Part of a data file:
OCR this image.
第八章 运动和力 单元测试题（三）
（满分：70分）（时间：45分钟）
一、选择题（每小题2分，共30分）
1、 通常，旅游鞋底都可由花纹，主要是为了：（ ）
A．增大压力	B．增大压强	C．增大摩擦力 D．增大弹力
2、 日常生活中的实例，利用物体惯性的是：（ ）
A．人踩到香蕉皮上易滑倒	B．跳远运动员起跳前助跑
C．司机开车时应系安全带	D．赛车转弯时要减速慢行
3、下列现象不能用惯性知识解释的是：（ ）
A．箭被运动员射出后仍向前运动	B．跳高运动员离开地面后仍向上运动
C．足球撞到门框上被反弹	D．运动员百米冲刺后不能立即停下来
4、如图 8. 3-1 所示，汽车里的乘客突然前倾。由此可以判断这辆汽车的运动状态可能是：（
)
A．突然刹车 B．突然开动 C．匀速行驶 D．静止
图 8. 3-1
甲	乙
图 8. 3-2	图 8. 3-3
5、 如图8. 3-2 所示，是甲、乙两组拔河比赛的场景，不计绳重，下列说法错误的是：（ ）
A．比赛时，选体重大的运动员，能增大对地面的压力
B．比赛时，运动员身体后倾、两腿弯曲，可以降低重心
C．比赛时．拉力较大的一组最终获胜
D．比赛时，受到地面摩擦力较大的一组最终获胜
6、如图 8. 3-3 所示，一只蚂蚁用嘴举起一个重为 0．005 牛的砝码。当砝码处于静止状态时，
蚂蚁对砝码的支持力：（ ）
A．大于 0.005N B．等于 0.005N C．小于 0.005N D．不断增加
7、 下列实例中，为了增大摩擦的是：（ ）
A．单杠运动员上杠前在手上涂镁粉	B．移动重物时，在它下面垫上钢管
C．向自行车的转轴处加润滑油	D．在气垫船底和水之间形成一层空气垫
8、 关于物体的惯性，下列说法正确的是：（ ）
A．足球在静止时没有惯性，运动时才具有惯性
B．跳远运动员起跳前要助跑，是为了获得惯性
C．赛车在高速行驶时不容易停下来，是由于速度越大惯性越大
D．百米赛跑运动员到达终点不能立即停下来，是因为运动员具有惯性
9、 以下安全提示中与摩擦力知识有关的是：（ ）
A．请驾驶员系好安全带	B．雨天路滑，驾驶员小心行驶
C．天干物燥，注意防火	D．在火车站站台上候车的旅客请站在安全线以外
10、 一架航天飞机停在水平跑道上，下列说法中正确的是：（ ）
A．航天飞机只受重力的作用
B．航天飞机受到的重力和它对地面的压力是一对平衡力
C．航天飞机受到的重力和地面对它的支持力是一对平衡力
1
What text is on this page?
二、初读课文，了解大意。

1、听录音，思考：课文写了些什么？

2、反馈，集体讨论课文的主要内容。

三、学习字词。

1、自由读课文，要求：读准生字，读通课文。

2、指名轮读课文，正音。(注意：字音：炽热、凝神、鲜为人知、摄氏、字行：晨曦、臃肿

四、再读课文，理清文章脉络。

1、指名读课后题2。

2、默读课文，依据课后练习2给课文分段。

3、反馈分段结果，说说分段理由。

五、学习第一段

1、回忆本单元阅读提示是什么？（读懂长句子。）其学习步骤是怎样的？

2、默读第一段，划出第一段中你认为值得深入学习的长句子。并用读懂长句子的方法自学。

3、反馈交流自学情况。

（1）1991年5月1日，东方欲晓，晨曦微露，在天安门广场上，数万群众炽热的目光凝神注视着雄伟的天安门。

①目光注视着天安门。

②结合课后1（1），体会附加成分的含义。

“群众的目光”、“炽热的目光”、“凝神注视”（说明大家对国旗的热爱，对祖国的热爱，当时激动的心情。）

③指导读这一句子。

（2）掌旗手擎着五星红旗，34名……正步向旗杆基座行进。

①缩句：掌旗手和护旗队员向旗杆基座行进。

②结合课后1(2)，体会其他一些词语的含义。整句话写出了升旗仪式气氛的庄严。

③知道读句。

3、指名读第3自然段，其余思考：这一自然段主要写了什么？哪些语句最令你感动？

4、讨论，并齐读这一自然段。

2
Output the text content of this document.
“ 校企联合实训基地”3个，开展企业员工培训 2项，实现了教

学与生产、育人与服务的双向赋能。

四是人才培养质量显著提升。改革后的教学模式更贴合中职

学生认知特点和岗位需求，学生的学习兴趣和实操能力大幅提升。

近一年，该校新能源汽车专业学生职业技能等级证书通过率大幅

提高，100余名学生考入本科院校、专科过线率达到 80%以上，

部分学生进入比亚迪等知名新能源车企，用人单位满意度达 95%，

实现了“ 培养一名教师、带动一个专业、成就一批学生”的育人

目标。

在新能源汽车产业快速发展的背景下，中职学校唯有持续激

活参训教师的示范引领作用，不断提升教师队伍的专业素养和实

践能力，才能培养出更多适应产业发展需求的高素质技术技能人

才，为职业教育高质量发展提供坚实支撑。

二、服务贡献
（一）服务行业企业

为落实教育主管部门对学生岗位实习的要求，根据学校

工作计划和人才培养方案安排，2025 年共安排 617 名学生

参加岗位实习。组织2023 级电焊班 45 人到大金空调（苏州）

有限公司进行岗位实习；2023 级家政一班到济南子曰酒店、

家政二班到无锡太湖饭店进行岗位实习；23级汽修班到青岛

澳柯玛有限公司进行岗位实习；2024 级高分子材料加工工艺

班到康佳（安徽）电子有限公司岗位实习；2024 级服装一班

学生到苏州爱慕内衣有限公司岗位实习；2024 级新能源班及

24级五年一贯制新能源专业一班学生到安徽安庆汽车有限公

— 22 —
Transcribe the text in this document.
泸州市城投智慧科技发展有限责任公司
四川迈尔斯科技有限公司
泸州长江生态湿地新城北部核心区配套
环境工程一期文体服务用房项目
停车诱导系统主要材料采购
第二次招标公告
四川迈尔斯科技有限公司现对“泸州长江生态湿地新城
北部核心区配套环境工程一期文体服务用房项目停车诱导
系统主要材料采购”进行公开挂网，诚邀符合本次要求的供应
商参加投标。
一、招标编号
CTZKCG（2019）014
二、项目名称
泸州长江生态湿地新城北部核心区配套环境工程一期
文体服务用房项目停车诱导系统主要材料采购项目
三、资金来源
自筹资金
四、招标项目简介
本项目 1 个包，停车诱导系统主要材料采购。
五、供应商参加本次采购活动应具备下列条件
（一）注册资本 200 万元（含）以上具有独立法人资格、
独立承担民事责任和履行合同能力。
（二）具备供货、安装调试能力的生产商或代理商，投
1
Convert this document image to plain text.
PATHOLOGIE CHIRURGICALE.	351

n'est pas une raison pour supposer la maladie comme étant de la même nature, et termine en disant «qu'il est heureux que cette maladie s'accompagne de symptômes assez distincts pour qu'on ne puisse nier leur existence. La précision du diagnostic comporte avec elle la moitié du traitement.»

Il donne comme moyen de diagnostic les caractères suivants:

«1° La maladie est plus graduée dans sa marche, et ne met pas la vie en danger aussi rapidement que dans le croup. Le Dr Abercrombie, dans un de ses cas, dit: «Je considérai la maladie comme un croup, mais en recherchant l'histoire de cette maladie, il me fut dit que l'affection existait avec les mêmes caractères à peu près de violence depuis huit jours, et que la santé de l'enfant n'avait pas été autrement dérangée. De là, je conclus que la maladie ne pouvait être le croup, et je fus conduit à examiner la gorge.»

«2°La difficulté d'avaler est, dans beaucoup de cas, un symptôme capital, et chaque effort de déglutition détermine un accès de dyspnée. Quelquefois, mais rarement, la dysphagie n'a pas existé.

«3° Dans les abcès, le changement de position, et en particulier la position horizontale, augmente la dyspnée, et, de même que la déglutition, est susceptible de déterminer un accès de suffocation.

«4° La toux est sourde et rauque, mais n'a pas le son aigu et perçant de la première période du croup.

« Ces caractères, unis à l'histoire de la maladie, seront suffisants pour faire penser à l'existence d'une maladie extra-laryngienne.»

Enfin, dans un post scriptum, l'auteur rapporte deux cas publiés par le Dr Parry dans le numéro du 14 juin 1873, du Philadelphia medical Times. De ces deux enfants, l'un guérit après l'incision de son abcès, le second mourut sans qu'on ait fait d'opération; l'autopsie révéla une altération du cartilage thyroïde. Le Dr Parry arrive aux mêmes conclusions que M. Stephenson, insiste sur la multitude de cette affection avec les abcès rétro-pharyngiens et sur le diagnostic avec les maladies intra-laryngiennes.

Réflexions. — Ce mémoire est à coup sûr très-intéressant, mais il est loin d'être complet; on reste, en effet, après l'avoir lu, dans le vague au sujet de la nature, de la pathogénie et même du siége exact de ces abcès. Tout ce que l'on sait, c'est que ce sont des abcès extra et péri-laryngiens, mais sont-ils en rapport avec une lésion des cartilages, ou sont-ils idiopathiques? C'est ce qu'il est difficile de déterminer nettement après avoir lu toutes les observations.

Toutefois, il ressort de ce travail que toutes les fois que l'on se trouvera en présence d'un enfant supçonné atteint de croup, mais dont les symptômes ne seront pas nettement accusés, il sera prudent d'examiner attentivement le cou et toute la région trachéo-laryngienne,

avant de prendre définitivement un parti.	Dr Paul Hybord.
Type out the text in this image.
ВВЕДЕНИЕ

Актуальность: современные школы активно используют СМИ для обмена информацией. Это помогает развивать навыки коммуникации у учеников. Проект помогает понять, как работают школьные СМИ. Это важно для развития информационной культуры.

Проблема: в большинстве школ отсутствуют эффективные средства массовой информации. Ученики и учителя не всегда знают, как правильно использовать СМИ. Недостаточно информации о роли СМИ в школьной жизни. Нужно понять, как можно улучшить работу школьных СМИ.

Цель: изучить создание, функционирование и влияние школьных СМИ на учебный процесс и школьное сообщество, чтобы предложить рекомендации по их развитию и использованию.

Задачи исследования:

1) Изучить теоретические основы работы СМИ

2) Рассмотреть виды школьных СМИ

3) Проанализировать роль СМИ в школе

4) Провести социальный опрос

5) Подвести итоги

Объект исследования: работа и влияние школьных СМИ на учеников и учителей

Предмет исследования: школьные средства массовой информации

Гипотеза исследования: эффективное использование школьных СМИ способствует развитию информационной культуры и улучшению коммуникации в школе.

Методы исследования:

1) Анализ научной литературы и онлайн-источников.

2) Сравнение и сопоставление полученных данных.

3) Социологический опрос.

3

TO DO: What is the number of lines in this listing that contain the word "comme"? Answer with that number and nothing else.

TASK RESULT: 3